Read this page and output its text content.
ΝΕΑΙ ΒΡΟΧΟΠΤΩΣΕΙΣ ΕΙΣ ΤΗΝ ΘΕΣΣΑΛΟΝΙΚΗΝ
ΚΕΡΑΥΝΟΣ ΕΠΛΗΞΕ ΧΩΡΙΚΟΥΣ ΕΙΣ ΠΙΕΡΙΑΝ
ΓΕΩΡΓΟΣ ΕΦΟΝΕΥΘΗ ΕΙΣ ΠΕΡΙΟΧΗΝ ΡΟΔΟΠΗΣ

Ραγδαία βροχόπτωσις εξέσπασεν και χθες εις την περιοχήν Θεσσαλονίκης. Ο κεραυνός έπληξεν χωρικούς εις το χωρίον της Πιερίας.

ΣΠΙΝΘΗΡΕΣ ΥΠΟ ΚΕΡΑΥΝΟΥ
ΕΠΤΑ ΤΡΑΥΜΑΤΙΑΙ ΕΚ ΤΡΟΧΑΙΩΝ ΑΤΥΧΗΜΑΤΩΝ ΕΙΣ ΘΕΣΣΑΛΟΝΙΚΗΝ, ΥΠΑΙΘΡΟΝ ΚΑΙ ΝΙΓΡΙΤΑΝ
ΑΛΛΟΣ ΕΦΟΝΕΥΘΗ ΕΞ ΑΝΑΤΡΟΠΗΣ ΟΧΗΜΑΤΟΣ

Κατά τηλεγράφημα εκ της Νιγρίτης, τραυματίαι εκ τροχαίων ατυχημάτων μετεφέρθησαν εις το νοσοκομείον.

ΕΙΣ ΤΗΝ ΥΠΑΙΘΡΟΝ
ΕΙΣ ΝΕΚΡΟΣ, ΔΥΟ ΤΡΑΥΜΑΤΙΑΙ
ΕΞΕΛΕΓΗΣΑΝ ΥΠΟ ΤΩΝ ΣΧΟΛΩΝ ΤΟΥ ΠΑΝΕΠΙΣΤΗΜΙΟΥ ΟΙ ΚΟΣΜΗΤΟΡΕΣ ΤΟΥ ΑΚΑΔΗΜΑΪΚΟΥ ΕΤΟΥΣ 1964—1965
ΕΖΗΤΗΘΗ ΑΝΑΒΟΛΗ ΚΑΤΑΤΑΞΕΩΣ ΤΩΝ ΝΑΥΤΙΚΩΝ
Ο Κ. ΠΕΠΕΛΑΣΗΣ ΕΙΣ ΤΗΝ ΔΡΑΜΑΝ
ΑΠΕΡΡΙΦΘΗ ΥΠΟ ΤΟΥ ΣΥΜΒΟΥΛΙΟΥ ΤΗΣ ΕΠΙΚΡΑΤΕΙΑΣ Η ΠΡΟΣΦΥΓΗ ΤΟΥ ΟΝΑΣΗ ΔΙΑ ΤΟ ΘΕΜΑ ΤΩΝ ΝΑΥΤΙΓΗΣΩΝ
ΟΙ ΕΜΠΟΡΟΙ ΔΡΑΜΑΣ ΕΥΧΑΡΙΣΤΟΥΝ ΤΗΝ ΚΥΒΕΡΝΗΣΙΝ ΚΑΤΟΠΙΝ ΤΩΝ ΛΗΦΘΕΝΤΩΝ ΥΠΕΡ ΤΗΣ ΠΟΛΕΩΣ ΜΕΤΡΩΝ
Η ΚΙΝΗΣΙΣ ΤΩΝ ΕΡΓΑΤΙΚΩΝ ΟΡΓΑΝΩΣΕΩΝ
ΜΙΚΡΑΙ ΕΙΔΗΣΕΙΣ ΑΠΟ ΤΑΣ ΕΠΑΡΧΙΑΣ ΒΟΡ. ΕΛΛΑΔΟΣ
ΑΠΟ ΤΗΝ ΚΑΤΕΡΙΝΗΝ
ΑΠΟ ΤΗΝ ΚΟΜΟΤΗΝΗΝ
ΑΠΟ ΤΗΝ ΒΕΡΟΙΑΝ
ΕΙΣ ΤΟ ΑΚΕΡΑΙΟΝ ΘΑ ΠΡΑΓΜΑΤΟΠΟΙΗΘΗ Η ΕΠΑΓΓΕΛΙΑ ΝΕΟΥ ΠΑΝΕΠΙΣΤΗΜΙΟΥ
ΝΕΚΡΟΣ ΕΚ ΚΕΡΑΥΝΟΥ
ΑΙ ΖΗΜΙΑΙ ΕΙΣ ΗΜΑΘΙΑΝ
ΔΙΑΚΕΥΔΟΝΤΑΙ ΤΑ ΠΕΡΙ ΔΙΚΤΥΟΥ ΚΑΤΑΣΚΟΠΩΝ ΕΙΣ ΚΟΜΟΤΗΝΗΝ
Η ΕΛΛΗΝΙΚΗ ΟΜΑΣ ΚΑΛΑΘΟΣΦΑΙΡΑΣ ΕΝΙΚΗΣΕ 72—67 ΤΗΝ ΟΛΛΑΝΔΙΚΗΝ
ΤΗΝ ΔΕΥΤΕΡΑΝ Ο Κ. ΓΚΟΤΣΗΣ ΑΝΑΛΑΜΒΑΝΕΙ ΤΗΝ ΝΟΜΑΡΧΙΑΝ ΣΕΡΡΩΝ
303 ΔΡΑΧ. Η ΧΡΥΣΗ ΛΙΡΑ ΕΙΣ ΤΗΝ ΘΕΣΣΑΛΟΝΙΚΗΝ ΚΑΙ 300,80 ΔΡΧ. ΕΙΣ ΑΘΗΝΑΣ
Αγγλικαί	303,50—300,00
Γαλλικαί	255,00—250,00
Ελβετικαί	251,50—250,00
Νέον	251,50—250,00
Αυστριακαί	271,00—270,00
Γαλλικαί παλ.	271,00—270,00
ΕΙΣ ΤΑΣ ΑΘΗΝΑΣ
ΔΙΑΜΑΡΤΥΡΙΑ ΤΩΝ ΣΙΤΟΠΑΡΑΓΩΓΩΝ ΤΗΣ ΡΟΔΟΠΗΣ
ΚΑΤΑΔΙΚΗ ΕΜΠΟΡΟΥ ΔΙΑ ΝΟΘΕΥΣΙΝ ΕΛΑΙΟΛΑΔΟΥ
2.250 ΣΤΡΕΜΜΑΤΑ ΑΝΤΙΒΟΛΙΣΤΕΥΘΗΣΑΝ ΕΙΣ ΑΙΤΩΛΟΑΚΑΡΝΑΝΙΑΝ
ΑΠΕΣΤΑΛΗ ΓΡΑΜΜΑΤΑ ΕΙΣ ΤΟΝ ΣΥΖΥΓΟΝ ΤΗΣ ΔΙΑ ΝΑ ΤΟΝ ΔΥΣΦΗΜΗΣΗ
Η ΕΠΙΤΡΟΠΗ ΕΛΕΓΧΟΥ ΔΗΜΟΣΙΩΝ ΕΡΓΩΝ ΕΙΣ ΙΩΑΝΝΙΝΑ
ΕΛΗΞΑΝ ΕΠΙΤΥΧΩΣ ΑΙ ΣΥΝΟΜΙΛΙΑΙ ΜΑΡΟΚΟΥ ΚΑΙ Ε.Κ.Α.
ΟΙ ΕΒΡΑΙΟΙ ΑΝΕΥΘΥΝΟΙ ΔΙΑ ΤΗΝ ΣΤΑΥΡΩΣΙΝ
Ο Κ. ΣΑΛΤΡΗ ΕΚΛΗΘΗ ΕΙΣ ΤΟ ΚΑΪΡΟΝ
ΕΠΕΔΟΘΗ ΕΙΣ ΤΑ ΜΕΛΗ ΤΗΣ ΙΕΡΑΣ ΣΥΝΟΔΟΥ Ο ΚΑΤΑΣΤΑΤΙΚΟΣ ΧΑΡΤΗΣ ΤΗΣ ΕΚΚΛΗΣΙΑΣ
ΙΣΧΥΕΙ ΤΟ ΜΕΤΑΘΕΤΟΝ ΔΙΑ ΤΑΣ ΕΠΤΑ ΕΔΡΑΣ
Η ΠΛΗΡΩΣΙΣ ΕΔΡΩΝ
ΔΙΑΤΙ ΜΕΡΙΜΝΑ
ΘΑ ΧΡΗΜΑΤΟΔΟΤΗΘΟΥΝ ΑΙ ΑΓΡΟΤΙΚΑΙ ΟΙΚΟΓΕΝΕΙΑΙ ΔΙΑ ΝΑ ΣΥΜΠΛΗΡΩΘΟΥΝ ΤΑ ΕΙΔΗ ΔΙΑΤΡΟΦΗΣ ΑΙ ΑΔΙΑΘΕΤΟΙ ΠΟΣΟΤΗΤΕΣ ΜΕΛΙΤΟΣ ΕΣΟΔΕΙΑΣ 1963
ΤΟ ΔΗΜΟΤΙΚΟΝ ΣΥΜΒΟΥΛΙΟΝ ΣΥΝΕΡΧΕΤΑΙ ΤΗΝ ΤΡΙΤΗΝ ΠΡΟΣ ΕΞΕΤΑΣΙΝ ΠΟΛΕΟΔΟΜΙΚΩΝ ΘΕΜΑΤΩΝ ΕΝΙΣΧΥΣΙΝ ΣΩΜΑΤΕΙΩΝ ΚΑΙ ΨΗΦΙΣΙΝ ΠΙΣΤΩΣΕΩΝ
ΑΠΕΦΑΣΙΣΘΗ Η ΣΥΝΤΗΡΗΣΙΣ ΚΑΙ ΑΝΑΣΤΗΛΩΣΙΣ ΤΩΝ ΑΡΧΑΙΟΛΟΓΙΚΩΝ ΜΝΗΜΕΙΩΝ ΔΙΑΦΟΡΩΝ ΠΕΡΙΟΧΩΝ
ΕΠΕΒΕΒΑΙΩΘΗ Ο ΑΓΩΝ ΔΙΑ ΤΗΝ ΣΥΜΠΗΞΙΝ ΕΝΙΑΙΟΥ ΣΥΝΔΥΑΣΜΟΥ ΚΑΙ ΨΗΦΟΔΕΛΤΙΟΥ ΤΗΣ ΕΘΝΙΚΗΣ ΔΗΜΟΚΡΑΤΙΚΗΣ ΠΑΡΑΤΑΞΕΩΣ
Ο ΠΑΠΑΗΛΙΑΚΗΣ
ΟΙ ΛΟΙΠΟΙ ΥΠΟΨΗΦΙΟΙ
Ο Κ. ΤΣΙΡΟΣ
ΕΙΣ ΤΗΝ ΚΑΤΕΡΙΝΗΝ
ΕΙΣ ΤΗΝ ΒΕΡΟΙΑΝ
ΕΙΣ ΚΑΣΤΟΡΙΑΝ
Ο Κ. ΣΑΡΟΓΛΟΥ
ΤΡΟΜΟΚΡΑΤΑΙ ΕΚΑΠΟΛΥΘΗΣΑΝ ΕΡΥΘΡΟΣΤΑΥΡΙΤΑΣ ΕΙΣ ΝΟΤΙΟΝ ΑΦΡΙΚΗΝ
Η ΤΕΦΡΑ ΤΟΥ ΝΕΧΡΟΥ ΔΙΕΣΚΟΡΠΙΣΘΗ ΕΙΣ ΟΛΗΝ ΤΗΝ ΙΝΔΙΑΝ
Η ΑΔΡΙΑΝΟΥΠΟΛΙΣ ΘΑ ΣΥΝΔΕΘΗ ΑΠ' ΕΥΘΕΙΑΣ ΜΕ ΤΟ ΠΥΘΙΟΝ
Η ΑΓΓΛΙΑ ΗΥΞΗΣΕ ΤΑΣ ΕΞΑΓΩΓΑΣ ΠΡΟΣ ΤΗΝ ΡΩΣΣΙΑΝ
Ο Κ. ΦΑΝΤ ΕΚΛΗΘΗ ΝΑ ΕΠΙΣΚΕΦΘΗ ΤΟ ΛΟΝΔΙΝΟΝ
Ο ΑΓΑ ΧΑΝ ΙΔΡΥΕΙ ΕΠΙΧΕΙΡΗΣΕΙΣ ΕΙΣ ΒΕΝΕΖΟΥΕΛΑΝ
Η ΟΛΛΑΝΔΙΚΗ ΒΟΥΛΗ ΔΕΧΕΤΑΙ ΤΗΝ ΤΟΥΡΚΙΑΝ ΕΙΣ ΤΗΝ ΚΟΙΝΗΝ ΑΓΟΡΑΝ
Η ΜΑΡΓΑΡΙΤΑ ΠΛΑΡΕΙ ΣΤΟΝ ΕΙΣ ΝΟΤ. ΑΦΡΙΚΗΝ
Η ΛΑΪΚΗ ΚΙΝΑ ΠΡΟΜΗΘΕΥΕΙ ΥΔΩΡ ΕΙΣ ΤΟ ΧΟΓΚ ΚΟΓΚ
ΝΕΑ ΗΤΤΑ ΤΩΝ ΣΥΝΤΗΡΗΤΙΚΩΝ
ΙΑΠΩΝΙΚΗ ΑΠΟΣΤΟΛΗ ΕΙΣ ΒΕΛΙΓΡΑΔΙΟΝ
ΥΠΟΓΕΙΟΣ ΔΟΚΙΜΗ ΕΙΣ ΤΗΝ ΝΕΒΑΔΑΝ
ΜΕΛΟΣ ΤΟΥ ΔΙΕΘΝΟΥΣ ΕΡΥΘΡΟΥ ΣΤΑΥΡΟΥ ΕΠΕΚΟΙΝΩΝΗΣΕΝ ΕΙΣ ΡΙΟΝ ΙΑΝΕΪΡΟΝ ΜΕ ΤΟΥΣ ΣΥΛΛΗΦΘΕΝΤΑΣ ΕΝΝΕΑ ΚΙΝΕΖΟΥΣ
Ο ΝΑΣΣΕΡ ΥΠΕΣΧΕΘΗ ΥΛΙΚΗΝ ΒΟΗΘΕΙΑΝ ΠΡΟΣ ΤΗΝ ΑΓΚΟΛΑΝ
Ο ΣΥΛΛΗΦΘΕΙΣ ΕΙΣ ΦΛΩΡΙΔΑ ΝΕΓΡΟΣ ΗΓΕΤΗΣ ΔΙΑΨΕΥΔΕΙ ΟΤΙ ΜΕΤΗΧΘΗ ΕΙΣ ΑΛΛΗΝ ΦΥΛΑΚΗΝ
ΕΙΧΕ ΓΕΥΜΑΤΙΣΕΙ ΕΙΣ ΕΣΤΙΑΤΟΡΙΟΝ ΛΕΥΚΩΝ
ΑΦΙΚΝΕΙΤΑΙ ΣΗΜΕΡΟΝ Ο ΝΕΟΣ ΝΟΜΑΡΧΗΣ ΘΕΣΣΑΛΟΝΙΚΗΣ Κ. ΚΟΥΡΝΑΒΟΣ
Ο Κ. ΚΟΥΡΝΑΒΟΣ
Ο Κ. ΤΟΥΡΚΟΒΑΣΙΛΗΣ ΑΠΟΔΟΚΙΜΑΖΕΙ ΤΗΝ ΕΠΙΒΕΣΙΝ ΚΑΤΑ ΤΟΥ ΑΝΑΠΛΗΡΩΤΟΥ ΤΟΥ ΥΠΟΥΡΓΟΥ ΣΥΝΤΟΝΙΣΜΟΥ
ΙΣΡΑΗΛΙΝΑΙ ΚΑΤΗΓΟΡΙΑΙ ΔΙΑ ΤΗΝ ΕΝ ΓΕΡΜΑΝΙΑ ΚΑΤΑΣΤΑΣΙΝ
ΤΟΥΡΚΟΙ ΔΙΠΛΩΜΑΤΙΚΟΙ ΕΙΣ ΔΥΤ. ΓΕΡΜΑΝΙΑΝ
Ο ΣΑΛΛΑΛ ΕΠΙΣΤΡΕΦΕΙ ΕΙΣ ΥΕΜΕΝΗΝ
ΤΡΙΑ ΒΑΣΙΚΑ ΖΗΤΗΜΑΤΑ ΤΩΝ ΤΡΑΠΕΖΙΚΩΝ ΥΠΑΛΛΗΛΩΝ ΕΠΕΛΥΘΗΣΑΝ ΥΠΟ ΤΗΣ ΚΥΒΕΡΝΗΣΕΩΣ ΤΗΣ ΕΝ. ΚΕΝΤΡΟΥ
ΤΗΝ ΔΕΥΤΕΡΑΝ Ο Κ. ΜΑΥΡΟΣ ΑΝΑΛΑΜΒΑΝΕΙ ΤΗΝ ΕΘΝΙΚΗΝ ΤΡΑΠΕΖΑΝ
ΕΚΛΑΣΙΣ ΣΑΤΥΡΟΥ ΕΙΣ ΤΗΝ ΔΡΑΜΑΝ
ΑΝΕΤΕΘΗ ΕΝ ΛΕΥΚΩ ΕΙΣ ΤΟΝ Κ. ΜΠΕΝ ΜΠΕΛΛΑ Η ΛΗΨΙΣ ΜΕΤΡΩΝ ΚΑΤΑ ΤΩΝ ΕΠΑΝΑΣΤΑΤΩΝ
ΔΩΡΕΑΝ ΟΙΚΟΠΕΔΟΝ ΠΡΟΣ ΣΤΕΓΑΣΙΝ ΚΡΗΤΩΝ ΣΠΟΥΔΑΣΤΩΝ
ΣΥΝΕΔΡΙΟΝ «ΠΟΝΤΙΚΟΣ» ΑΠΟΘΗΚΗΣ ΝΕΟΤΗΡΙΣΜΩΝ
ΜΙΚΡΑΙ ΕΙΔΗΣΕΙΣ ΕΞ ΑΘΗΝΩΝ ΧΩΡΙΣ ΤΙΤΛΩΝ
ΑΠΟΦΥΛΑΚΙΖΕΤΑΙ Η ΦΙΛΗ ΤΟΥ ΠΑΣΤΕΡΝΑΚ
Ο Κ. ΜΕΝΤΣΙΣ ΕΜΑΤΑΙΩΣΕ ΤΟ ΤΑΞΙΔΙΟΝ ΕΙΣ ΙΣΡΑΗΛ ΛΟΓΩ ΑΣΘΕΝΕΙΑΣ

SET PROBLEM: Reproduce every line from the entries that holds the word "Γαλλικαί".

WRITTEN ANSWER:
Γαλλικαί	255,00—250,00
Γαλλικαί παλ.	271,00—270,00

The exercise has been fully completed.